Task details: Find the lines that hold the word "this" and return them.
____________
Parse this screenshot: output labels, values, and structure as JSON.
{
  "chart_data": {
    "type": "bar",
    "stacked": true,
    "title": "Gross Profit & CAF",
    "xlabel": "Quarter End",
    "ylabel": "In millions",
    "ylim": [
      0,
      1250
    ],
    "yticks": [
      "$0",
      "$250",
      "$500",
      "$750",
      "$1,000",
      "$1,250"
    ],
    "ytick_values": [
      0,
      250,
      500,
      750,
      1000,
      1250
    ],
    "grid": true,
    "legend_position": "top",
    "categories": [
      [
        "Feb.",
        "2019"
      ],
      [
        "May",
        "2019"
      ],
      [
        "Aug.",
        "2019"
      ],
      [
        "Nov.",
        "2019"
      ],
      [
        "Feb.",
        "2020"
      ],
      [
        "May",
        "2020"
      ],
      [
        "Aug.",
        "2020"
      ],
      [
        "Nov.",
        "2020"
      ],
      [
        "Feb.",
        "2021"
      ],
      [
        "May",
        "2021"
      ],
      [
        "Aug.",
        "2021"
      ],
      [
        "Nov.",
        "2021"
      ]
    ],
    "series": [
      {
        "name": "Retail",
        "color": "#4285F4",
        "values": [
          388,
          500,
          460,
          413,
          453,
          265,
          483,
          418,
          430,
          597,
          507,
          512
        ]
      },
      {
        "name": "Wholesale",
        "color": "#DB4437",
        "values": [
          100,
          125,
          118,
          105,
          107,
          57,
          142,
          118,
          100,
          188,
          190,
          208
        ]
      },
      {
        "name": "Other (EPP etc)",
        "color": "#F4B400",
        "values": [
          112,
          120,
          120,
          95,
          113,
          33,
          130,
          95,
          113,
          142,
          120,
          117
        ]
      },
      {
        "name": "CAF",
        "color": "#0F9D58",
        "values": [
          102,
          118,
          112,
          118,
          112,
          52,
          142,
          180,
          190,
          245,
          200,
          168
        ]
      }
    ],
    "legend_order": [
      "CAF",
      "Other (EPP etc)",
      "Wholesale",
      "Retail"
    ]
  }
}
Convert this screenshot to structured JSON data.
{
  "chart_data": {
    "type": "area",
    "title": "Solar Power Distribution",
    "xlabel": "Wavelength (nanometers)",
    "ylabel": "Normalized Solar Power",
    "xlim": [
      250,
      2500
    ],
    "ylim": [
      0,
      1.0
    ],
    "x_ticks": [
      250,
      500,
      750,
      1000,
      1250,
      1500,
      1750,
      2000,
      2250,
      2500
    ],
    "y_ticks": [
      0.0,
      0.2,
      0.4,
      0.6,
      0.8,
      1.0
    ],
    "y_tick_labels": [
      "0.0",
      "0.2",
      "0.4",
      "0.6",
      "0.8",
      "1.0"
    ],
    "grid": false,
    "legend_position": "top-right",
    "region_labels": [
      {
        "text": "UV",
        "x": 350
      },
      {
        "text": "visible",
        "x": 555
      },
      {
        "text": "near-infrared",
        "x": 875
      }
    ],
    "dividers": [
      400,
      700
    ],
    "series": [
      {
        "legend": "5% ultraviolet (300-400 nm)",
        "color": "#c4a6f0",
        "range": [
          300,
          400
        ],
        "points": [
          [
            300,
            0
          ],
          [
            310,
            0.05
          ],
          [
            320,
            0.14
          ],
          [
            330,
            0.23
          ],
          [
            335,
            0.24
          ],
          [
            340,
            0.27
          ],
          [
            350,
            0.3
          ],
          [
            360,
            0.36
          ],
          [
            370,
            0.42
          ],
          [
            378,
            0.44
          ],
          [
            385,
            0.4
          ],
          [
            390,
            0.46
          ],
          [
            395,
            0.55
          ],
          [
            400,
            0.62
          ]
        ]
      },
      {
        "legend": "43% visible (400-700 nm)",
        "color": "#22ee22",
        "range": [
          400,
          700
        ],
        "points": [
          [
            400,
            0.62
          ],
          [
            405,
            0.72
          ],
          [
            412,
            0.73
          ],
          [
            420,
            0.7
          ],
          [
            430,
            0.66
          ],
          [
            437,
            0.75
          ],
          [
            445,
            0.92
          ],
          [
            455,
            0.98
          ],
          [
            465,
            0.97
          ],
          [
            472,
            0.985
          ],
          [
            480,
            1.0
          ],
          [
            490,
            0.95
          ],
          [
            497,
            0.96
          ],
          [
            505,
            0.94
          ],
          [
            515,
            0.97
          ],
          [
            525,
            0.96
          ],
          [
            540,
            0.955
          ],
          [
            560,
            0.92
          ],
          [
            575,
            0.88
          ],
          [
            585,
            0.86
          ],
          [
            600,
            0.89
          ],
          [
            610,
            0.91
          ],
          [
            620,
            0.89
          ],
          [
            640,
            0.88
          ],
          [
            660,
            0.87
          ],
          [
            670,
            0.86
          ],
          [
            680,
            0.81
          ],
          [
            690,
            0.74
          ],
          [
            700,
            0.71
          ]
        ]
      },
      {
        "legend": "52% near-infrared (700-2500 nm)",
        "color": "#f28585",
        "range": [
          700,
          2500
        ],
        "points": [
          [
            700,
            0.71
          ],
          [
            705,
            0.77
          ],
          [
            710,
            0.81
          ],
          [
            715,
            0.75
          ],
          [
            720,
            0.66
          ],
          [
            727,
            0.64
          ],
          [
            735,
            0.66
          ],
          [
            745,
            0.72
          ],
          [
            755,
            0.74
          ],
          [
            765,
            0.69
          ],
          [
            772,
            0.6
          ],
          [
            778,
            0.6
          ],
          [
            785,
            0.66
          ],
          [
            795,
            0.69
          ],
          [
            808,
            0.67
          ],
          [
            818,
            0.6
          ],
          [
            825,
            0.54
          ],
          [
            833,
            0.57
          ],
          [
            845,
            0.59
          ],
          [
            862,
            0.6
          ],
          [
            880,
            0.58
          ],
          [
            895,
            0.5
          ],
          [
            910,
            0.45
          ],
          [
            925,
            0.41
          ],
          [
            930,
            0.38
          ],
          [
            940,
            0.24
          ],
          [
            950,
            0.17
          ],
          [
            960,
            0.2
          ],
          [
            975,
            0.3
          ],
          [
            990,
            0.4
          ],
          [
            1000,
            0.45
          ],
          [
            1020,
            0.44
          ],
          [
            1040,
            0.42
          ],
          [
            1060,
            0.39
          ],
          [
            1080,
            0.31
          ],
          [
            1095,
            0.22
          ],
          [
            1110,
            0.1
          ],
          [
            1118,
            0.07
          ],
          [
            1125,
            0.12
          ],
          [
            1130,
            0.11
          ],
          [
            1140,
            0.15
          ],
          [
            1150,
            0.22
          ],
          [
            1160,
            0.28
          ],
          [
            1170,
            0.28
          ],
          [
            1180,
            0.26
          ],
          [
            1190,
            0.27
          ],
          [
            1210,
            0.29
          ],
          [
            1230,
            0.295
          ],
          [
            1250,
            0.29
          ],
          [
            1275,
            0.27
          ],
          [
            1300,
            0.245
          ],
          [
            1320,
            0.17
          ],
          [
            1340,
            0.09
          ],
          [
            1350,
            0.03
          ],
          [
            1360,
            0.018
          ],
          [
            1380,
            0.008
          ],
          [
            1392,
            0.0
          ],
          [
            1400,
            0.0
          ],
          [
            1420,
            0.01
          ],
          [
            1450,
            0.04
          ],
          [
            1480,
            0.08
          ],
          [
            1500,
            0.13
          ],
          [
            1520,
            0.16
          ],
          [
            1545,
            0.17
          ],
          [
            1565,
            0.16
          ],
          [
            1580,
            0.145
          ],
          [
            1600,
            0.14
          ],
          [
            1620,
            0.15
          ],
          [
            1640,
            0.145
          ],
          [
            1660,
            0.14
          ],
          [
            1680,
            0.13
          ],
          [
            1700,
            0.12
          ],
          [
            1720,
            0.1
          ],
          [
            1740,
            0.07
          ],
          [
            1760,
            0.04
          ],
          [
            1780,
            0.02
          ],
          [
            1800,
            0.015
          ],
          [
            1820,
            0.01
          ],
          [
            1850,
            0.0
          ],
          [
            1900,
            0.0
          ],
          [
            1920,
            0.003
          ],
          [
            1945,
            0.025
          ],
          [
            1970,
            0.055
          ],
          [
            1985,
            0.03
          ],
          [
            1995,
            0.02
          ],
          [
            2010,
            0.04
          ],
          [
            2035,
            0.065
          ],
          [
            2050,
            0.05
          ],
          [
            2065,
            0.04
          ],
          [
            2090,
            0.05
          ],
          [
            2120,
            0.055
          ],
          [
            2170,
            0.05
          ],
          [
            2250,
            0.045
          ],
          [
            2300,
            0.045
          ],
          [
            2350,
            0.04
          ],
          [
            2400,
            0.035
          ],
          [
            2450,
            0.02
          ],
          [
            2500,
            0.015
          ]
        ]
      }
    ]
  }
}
____________
Answer in full:
Parse this screenshot: output labels, values, and structure as JSON.
Convert this screenshot to structured JSON data.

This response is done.